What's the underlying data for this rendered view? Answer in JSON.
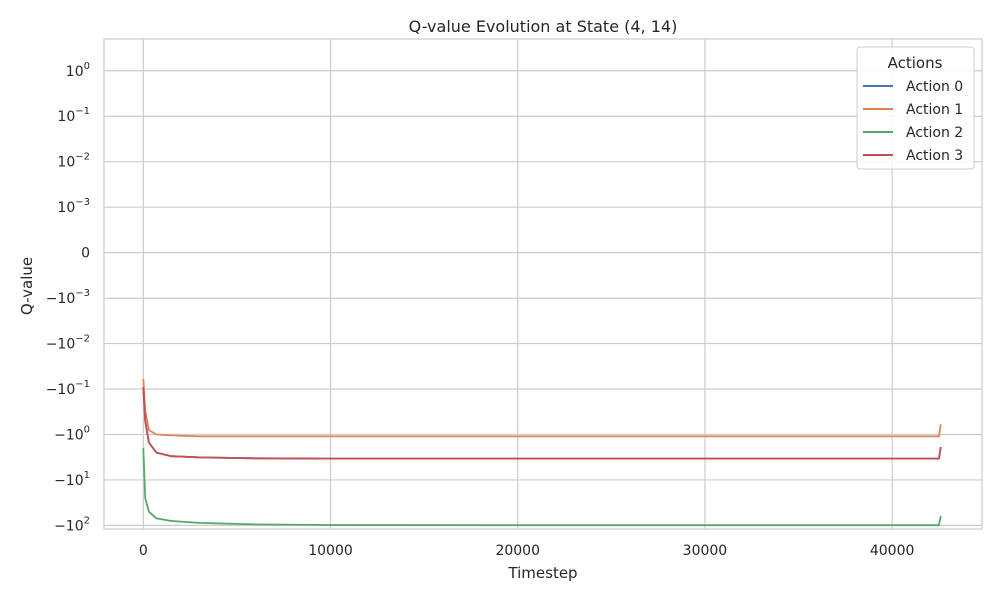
{
  "chart_data": {
    "type": "line",
    "title": "Q-value Evolution at State (4, 14)",
    "xlabel": "Timestep",
    "ylabel": "Q-value",
    "xlim": [
      -2100,
      44800
    ],
    "ylim": [
      -120,
      5
    ],
    "yscale": "symlog",
    "x_ticks": [
      0,
      10000,
      20000,
      30000,
      40000
    ],
    "y_ticks": [
      {
        "value": 1,
        "label": "10^0"
      },
      {
        "value": 0.1,
        "label": "10^−1"
      },
      {
        "value": 0.01,
        "label": "10^−2"
      },
      {
        "value": 0.001,
        "label": "10^−3"
      },
      {
        "value": 0,
        "label": "0"
      },
      {
        "value": -0.001,
        "label": "−10^−3"
      },
      {
        "value": -0.01,
        "label": "−10^−2"
      },
      {
        "value": -0.1,
        "label": "−10^−1"
      },
      {
        "value": -1,
        "label": "−10^0"
      },
      {
        "value": -10,
        "label": "−10^1"
      },
      {
        "value": -100,
        "label": "−10^2"
      }
    ],
    "grid": true,
    "legend": {
      "title": "Actions",
      "position": "top-right"
    },
    "series": [
      {
        "name": "Action 0",
        "color": "#4c72b0",
        "x": [
          0,
          100,
          300,
          700,
          1500,
          3000,
          6000,
          10000,
          20000,
          30000,
          40000,
          42500,
          42600
        ],
        "y": [
          -0.09,
          -0.5,
          -1.5,
          -2.5,
          -3.0,
          -3.2,
          -3.35,
          -3.4,
          -3.4,
          -3.4,
          -3.4,
          -3.4,
          -1.9
        ]
      },
      {
        "name": "Action 1",
        "color": "#dd8452",
        "x": [
          0,
          100,
          300,
          700,
          1500,
          3000,
          6000,
          10000,
          20000,
          30000,
          40000,
          42500,
          42600
        ],
        "y": [
          -0.06,
          -0.3,
          -0.8,
          -1.0,
          -1.05,
          -1.1,
          -1.1,
          -1.1,
          -1.1,
          -1.1,
          -1.1,
          -1.1,
          -0.6
        ]
      },
      {
        "name": "Action 2",
        "color": "#55a868",
        "x": [
          0,
          100,
          300,
          700,
          1500,
          3000,
          6000,
          10000,
          20000,
          30000,
          40000,
          42500,
          42600
        ],
        "y": [
          -2.0,
          -25,
          -50,
          -70,
          -80,
          -88,
          -95,
          -98,
          -99,
          -99,
          -99,
          -99,
          -62
        ]
      },
      {
        "name": "Action 3",
        "color": "#c44e52",
        "x": [
          0,
          100,
          300,
          700,
          1500,
          3000,
          6000,
          10000,
          20000,
          30000,
          40000,
          42500,
          42600
        ],
        "y": [
          -0.09,
          -0.5,
          -1.5,
          -2.5,
          -3.0,
          -3.2,
          -3.35,
          -3.4,
          -3.4,
          -3.4,
          -3.4,
          -3.4,
          -1.9
        ]
      }
    ]
  }
}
__________________________________________________
▶ Problem to solve
Transcribe the preceding listing in its entirety and with exact wording, leaving out pictures.

▶ Answer to this exercise
What's the underlying data for this rendered view? Answer in JSON.
{
  "chart_data": {
    "type": "line",
    "title": "Q-value Evolution at State (4, 14)",
    "xlabel": "Timestep",
    "ylabel": "Q-value",
    "xlim": [
      -2100,
      44800
    ],
    "ylim": [
      -120,
      5
    ],
    "yscale": "symlog",
    "x_ticks": [
      0,
      10000,
      20000,
      30000,
      40000
    ],
    "y_ticks": [
      {
        "value": 1,
        "label": "10^0"
      },
      {
        "value": 0.1,
        "label": "10^−1"
      },
      {
        "value": 0.01,
        "label": "10^−2"
      },
      {
        "value": 0.001,
        "label": "10^−3"
      },
      {
        "value": 0,
        "label": "0"
      },
      {
        "value": -0.001,
        "label": "−10^−3"
      },
      {
        "value": -0.01,
        "label": "−10^−2"
      },
      {
        "value": -0.1,
        "label": "−10^−1"
      },
      {
        "value": -1,
        "label": "−10^0"
      },
      {
        "value": -10,
        "label": "−10^1"
      },
      {
        "value": -100,
        "label": "−10^2"
      }
    ],
    "grid": true,
    "legend": {
      "title": "Actions",
      "position": "top-right"
    },
    "series": [
      {
        "name": "Action 0",
        "color": "#4c72b0",
        "x": [
          0,
          100,
          300,
          700,
          1500,
          3000,
          6000,
          10000,
          20000,
          30000,
          40000,
          42500,
          42600
        ],
        "y": [
          -0.09,
          -0.5,
          -1.5,
          -2.5,
          -3.0,
          -3.2,
          -3.35,
          -3.4,
          -3.4,
          -3.4,
          -3.4,
          -3.4,
          -1.9
        ]
      },
      {
        "name": "Action 1",
        "color": "#dd8452",
        "x": [
          0,
          100,
          300,
          700,
          1500,
          3000,
          6000,
          10000,
          20000,
          30000,
          40000,
          42500,
          42600
        ],
        "y": [
          -0.06,
          -0.3,
          -0.8,
          -1.0,
          -1.05,
          -1.1,
          -1.1,
          -1.1,
          -1.1,
          -1.1,
          -1.1,
          -1.1,
          -0.6
        ]
      },
      {
        "name": "Action 2",
        "color": "#55a868",
        "x": [
          0,
          100,
          300,
          700,
          1500,
          3000,
          6000,
          10000,
          20000,
          30000,
          40000,
          42500,
          42600
        ],
        "y": [
          -2.0,
          -25,
          -50,
          -70,
          -80,
          -88,
          -95,
          -98,
          -99,
          -99,
          -99,
          -99,
          -62
        ]
      },
      {
        "name": "Action 3",
        "color": "#c44e52",
        "x": [
          0,
          100,
          300,
          700,
          1500,
          3000,
          6000,
          10000,
          20000,
          30000,
          40000,
          42500,
          42600
        ],
        "y": [
          -0.09,
          -0.5,
          -1.5,
          -2.5,
          -3.0,
          -3.2,
          -3.35,
          -3.4,
          -3.4,
          -3.4,
          -3.4,
          -3.4,
          -1.9
        ]
      }
    ]
  }
}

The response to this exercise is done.